**Text extract**
______

We are whitelisting the exact domain :)

##Disconnect.me Tracking
https://s3.amazonaws.com/lists.disconnect.me/simple_tracking.txt

##Disconnect.me Ads
https://s3.amazonaws.com/lists.disconnect.me/simple_ad.txt

The only part of those URLS that a DNS server can know feasibly know about is s3.amazonaws.com, it doesn't care if it's http or https, and it also doesn't care/know about anything after the first /

If you would rather not have s3.amazonaws.com on your whitelist, you have a couple of choices, re-host those lists on a domain you control (and therefore know that no ads could be served from it), and replace them in your adlists.list file (e.g https://yourcomain.com/lists.disconnect.me/simple_ad.txt, or download the list and store it on your local file system, and add it to your adlists.list file as file:///path/to/the/list.txt

@PromoFaux dope, yeah your right. Thanks for pointing that out. Thats a huge problem ... presumably something pihole cant address? Has this discussion come up before?

@PromoFaux the s3.amazonaws.com was added, i think, by default. I didnt add it manually.

@PromoFaux I know this means more work and load on the pihole folks, but is there anything wrong with these lists living on a domain pihole owns and controls that is only used for the lists?

There may be copyright/licensing issues involved with this

Yeah, it's added because it's hosting a list in your adlists.list. As mentioned above, we whitelist those domains to prevent them accidentally being blacklisted by either another list. But personally I think we should maybe just not whitelist them automatically and remove the "politics" of the situation all together. Ideally we would ship with zero default lists, leaving all responsibility of blocking down to the user, but this does provide a barrier for entry on those less experienced

@PromoFaux are you saying ideally the user should build a blacklist or adlist to block manually and not pull it from an external source (thus making you whitelist that source) ?

No no, there are many lists out there which any user can add to their Pi-hole (example, see @WaLLy3K 's collection of lists https://wally3k.github.io/)

The thing is, the default adlists.list file has always been just a suggestion. Users are free to disable/remove any list they choose. By having some in there by default, those that have never experienced using linux before have something that works out of the box.

Of course, if you want to build a blacklist to block manually, there is nothing from stopping you doing that either!

We're having some discussion internally about whether or not we should in fact whitelist the source lists. as stated above, @DL6ER has even coded up the change already(read: removed the section that does it!)

What I meant by the ideally part was that adlists.list comes blank by default. The barrier to entry is people installing and not understanding why they are showing 0 blocked domains on first install. But then, that is something we can work around with proper documentation

Is there anyway you could do a short-lived bypass, rather than just whitelisting the domain? e.g. requests made by the list updater are sent to the upstream DNS (unless explicitly blacklisted by the user?), but all future requests made to those domains are handled normally.

We've actually just gone ahead and removed the code that whitelists the source lists.

Thanks for the update. Can I add that, and please correct me if I鈥檓 wrong, I viewed this as a possible means to bypass the Adblocking feature and not merely a confusion due to rhetoric.

______

**Information shown**
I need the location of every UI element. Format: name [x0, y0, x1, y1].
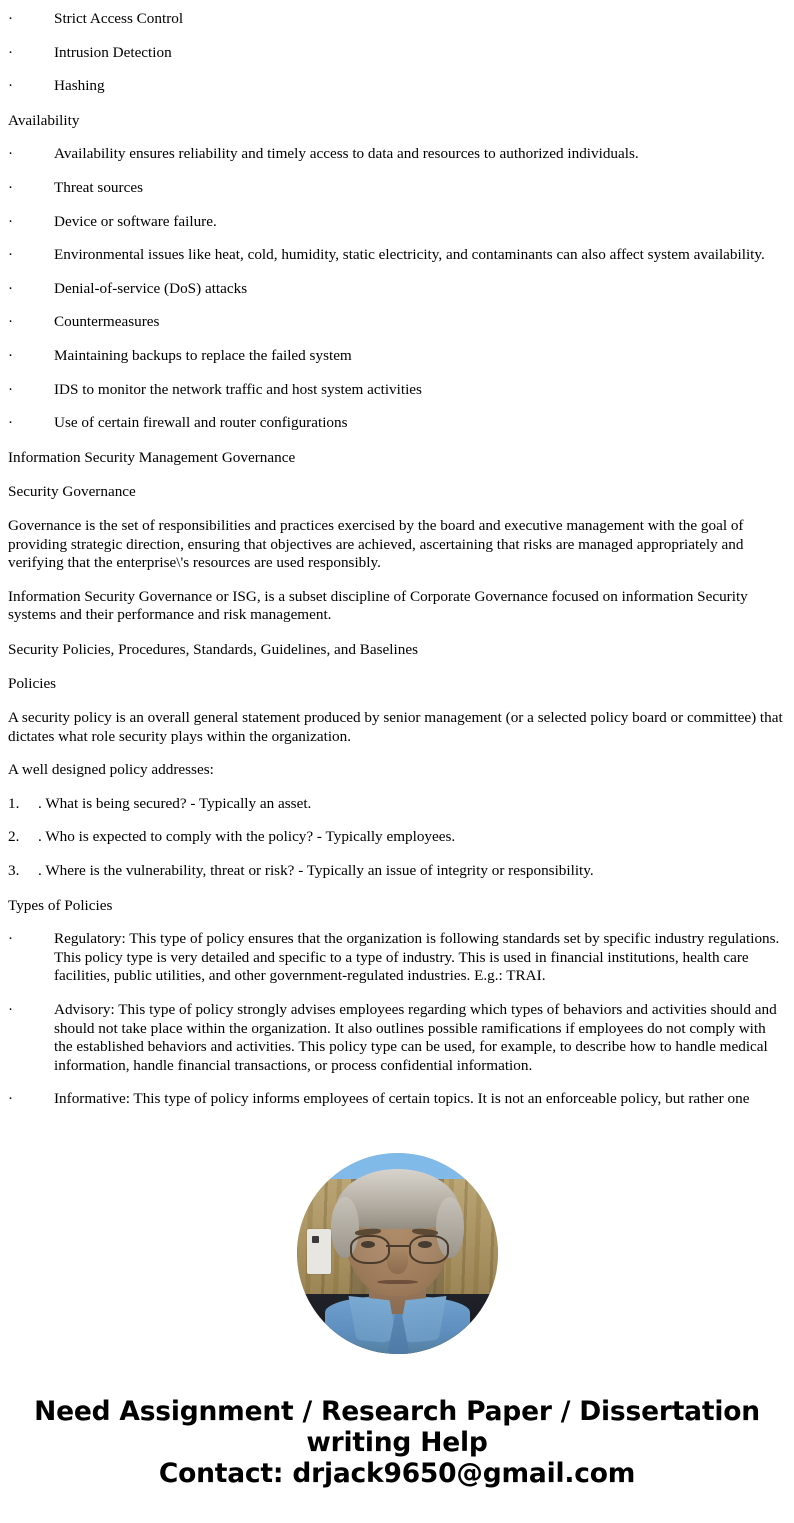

______

Name every distinct user handle marked with an @ sign in the Pi-hole thread. The lines after the Pi-hole thread are not needed.

@PromoFaux
@WaLLy3K
@DL6ER